Extracted records:

◇ ◇ ◇ ◇

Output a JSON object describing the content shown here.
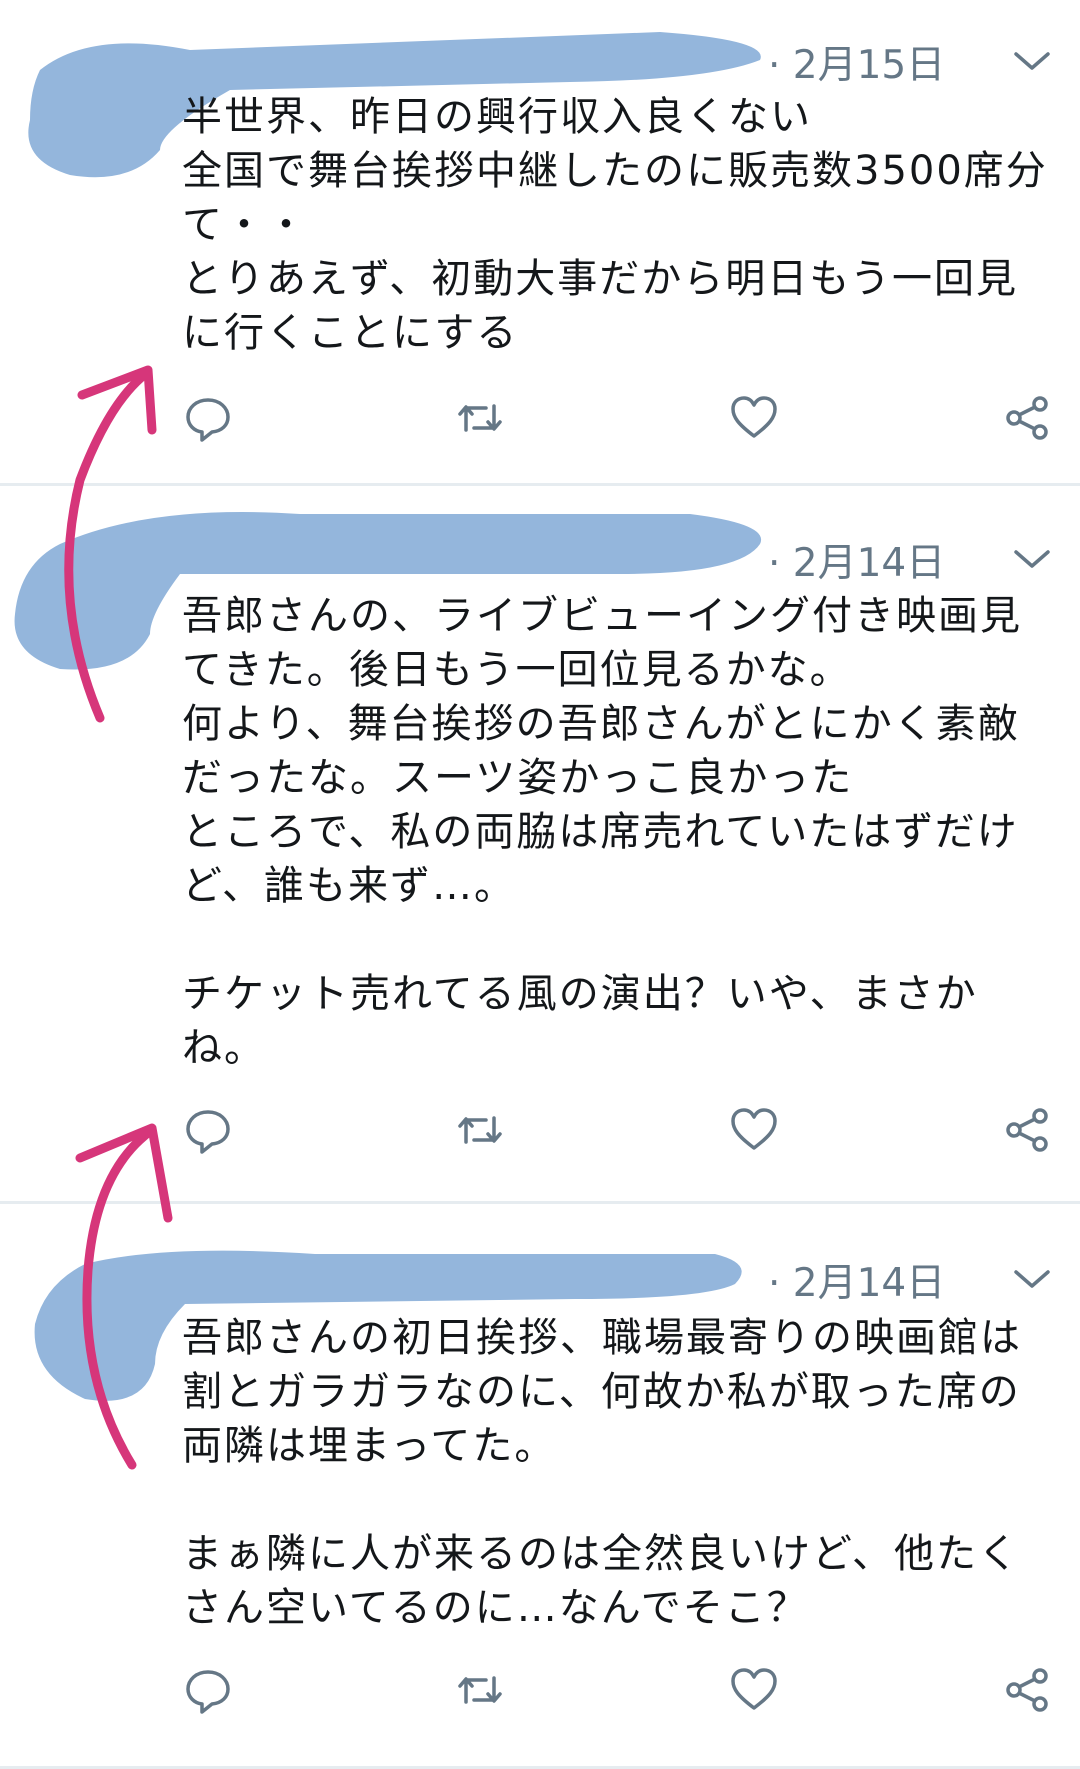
{
  "tweets": [
    {
      "date": "· 2月15日",
      "text": "半世界、昨日の興行収入良くない\n全国で舞台挨拶中継したのに販売数3500席分て・・\nとりあえず、初動大事だから明日もう一回見に行くことにする"
    },
    {
      "date": "· 2月14日",
      "text": "吾郎さんの、ライブビューイング付き映画見てきた。後日もう一回位見るかな。\n何より、舞台挨拶の吾郎さんがとにかく素敵だったな。スーツ姿かっこ良かった\nところで、私の両脇は席売れていたはずだけど、誰も来ず…。\n\nチケット売れてる風の演出？いや、まさかね。"
    },
    {
      "date": "· 2月14日",
      "text": "吾郎さんの初日挨拶、職場最寄りの映画館は割とガラガラなのに、何故か私が取った席の両隣は埋まってた。\n\nまぁ隣に人が来るのは全然良いけど、他たくさん空いてるのに…なんでそこ？"
    }
  ],
  "icons": {
    "reply": "reply-icon",
    "retweet": "retweet-icon",
    "like": "heart-icon",
    "share": "share-icon",
    "more": "chevron-down-icon"
  },
  "colors": {
    "text": "#14171a",
    "secondary": "#657786",
    "divider": "#e6ecf0",
    "redaction": "#94b6dc",
    "annotation_arrow": "#d6367a"
  }
}
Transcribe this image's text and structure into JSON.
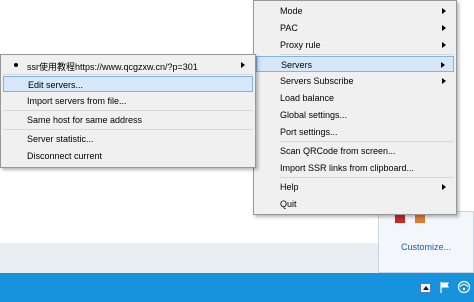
{
  "main_menu": {
    "items": [
      {
        "label": "Mode",
        "submenu": true
      },
      {
        "label": "PAC",
        "submenu": true
      },
      {
        "label": "Proxy rule",
        "submenu": true
      },
      {
        "label": "Servers",
        "submenu": true,
        "highlighted": true
      },
      {
        "label": "Servers Subscribe",
        "submenu": true
      },
      {
        "label": "Load balance",
        "submenu": false
      },
      {
        "label": "Global settings...",
        "submenu": false
      },
      {
        "label": "Port settings...",
        "submenu": false
      },
      {
        "label": "Scan QRCode from screen...",
        "submenu": false
      },
      {
        "label": "Import SSR links from clipboard...",
        "submenu": false
      },
      {
        "label": "Help",
        "submenu": true
      },
      {
        "label": "Quit",
        "submenu": false
      }
    ]
  },
  "servers_submenu": {
    "items": [
      {
        "label": "ssr使用教程https://www.qcgzxw.cn/?p=301",
        "checked": true,
        "submenu": true
      },
      {
        "label": "Edit servers...",
        "highlighted": true
      },
      {
        "label": "Import servers from file..."
      },
      {
        "label": "Same host for same address"
      },
      {
        "label": "Server statistic..."
      },
      {
        "label": "Disconnect current"
      }
    ]
  },
  "notification_area": {
    "customize_label": "Customize..."
  },
  "colors": {
    "menu_background": "#f0f0f0",
    "highlight_fill": "#d5e7f8",
    "highlight_border": "#7eb4ea",
    "taskbar": "#1693dc",
    "link": "#1a5fb4"
  }
}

◇ ◇ ◇ ◇

▶ PROBLEM REQUIREMENTS
Collect each line of the entries that has the word "text", copying it in full.

▶ RESPONSE
      "text": "半世界、昨日の興行収入良くない\n全国で舞台挨拶中継したのに販売数3500席分て・・\nとりあえず、初動大事だから明日もう一回見に行くことにする"
      "text": "吾郎さんの、ライブビューイング付き映画見てきた。後日もう一回位見るかな。\n何より、舞台挨拶の吾郎さんがとにかく素敵だったな。スーツ姿かっこ良かった\nところで、私の両脇は席売れていたはずだけど、誰も来ず…。\n\nチケット売れてる風の演出？いや、まさかね。"
      "text": "吾郎さんの初日挨拶、職場最寄りの映画館は割とガラガラなのに、何故か私が取った席の両隣は埋まってた。\n\nまぁ隣に人が来るのは全然良いけど、他たくさん空いてるのに…なんでそこ？"
    "text": "#14171a",
Transcribe this image's text and structure into JSON.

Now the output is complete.